→ **The exercise**
Below are records to be output exactly, every one of them.

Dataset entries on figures
══════════════════════════════

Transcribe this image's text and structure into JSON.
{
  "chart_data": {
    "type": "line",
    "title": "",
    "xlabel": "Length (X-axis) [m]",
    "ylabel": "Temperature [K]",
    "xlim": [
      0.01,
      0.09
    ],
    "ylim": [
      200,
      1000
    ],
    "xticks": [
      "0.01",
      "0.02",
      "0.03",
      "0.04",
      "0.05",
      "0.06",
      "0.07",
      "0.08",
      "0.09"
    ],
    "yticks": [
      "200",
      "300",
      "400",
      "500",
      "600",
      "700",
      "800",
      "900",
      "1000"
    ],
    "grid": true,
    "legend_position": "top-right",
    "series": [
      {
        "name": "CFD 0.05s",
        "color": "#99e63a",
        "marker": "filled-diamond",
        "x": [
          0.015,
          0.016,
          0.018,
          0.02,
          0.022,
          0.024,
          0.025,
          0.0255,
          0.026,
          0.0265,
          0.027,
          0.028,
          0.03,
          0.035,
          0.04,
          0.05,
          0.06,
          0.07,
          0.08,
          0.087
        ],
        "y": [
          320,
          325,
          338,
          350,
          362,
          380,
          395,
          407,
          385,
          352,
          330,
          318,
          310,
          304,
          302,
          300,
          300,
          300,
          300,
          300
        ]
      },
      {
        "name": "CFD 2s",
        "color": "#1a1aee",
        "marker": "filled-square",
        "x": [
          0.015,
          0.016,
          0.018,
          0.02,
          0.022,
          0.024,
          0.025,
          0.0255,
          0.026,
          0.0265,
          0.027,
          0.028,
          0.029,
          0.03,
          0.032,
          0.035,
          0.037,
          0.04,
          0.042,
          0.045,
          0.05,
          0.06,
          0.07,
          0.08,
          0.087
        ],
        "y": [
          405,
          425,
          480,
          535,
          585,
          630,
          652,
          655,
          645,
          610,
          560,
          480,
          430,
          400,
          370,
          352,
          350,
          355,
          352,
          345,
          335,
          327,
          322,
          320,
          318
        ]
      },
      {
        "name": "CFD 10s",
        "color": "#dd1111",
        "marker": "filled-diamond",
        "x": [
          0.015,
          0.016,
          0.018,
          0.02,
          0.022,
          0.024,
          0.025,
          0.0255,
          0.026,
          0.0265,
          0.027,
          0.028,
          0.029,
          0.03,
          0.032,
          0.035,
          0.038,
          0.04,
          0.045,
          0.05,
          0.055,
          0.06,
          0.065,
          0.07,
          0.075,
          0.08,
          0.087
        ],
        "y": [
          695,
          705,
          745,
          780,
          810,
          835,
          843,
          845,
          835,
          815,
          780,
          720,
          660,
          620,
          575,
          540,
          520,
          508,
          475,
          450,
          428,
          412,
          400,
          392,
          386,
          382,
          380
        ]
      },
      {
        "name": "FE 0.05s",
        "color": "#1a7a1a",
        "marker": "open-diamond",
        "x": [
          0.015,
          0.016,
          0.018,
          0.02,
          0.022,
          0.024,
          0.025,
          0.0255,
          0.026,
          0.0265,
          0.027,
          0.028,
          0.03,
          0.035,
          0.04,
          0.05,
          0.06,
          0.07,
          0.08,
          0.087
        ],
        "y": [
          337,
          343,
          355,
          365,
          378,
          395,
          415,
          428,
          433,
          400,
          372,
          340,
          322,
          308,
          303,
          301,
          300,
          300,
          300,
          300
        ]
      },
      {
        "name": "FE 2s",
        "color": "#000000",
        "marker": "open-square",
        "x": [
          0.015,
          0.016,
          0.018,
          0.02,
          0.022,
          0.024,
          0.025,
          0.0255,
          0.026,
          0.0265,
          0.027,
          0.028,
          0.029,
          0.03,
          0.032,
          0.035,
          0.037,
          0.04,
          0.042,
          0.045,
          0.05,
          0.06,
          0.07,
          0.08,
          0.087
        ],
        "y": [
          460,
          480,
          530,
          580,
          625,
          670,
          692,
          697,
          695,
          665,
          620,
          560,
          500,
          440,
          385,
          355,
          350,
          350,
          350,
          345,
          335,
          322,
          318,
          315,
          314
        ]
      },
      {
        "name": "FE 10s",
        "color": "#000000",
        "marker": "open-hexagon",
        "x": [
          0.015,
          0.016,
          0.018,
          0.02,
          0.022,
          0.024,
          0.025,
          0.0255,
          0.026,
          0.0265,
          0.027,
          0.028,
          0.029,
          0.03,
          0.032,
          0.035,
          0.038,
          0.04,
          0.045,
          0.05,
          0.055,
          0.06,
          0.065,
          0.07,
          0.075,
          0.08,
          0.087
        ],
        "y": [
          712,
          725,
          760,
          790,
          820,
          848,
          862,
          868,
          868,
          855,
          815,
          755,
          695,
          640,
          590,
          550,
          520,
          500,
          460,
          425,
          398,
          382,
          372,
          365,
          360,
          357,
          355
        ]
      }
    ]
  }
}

══════════════════════════════

→ **Response to the exercise**
Transcribe this image's text and structure into JSON.
{
  "chart_data": {
    "type": "line",
    "title": "",
    "xlabel": "Length (X-axis) [m]",
    "ylabel": "Temperature [K]",
    "xlim": [
      0.01,
      0.09
    ],
    "ylim": [
      200,
      1000
    ],
    "xticks": [
      "0.01",
      "0.02",
      "0.03",
      "0.04",
      "0.05",
      "0.06",
      "0.07",
      "0.08",
      "0.09"
    ],
    "yticks": [
      "200",
      "300",
      "400",
      "500",
      "600",
      "700",
      "800",
      "900",
      "1000"
    ],
    "grid": true,
    "legend_position": "top-right",
    "series": [
      {
        "name": "CFD 0.05s",
        "color": "#99e63a",
        "marker": "filled-diamond",
        "x": [
          0.015,
          0.016,
          0.018,
          0.02,
          0.022,
          0.024,
          0.025,
          0.0255,
          0.026,
          0.0265,
          0.027,
          0.028,
          0.03,
          0.035,
          0.04,
          0.05,
          0.06,
          0.07,
          0.08,
          0.087
        ],
        "y": [
          320,
          325,
          338,
          350,
          362,
          380,
          395,
          407,
          385,
          352,
          330,
          318,
          310,
          304,
          302,
          300,
          300,
          300,
          300,
          300
        ]
      },
      {
        "name": "CFD 2s",
        "color": "#1a1aee",
        "marker": "filled-square",
        "x": [
          0.015,
          0.016,
          0.018,
          0.02,
          0.022,
          0.024,
          0.025,
          0.0255,
          0.026,
          0.0265,
          0.027,
          0.028,
          0.029,
          0.03,
          0.032,
          0.035,
          0.037,
          0.04,
          0.042,
          0.045,
          0.05,
          0.06,
          0.07,
          0.08,
          0.087
        ],
        "y": [
          405,
          425,
          480,
          535,
          585,
          630,
          652,
          655,
          645,
          610,
          560,
          480,
          430,
          400,
          370,
          352,
          350,
          355,
          352,
          345,
          335,
          327,
          322,
          320,
          318
        ]
      },
      {
        "name": "CFD 10s",
        "color": "#dd1111",
        "marker": "filled-diamond",
        "x": [
          0.015,
          0.016,
          0.018,
          0.02,
          0.022,
          0.024,
          0.025,
          0.0255,
          0.026,
          0.0265,
          0.027,
          0.028,
          0.029,
          0.03,
          0.032,
          0.035,
          0.038,
          0.04,
          0.045,
          0.05,
          0.055,
          0.06,
          0.065,
          0.07,
          0.075,
          0.08,
          0.087
        ],
        "y": [
          695,
          705,
          745,
          780,
          810,
          835,
          843,
          845,
          835,
          815,
          780,
          720,
          660,
          620,
          575,
          540,
          520,
          508,
          475,
          450,
          428,
          412,
          400,
          392,
          386,
          382,
          380
        ]
      },
      {
        "name": "FE 0.05s",
        "color": "#1a7a1a",
        "marker": "open-diamond",
        "x": [
          0.015,
          0.016,
          0.018,
          0.02,
          0.022,
          0.024,
          0.025,
          0.0255,
          0.026,
          0.0265,
          0.027,
          0.028,
          0.03,
          0.035,
          0.04,
          0.05,
          0.06,
          0.07,
          0.08,
          0.087
        ],
        "y": [
          337,
          343,
          355,
          365,
          378,
          395,
          415,
          428,
          433,
          400,
          372,
          340,
          322,
          308,
          303,
          301,
          300,
          300,
          300,
          300
        ]
      },
      {
        "name": "FE 2s",
        "color": "#000000",
        "marker": "open-square",
        "x": [
          0.015,
          0.016,
          0.018,
          0.02,
          0.022,
          0.024,
          0.025,
          0.0255,
          0.026,
          0.0265,
          0.027,
          0.028,
          0.029,
          0.03,
          0.032,
          0.035,
          0.037,
          0.04,
          0.042,
          0.045,
          0.05,
          0.06,
          0.07,
          0.08,
          0.087
        ],
        "y": [
          460,
          480,
          530,
          580,
          625,
          670,
          692,
          697,
          695,
          665,
          620,
          560,
          500,
          440,
          385,
          355,
          350,
          350,
          350,
          345,
          335,
          322,
          318,
          315,
          314
        ]
      },
      {
        "name": "FE 10s",
        "color": "#000000",
        "marker": "open-hexagon",
        "x": [
          0.015,
          0.016,
          0.018,
          0.02,
          0.022,
          0.024,
          0.025,
          0.0255,
          0.026,
          0.0265,
          0.027,
          0.028,
          0.029,
          0.03,
          0.032,
          0.035,
          0.038,
          0.04,
          0.045,
          0.05,
          0.055,
          0.06,
          0.065,
          0.07,
          0.075,
          0.08,
          0.087
        ],
        "y": [
          712,
          725,
          760,
          790,
          820,
          848,
          862,
          868,
          868,
          855,
          815,
          755,
          695,
          640,
          590,
          550,
          520,
          500,
          460,
          425,
          398,
          382,
          372,
          365,
          360,
          357,
          355
        ]
      }
    ]
  }
}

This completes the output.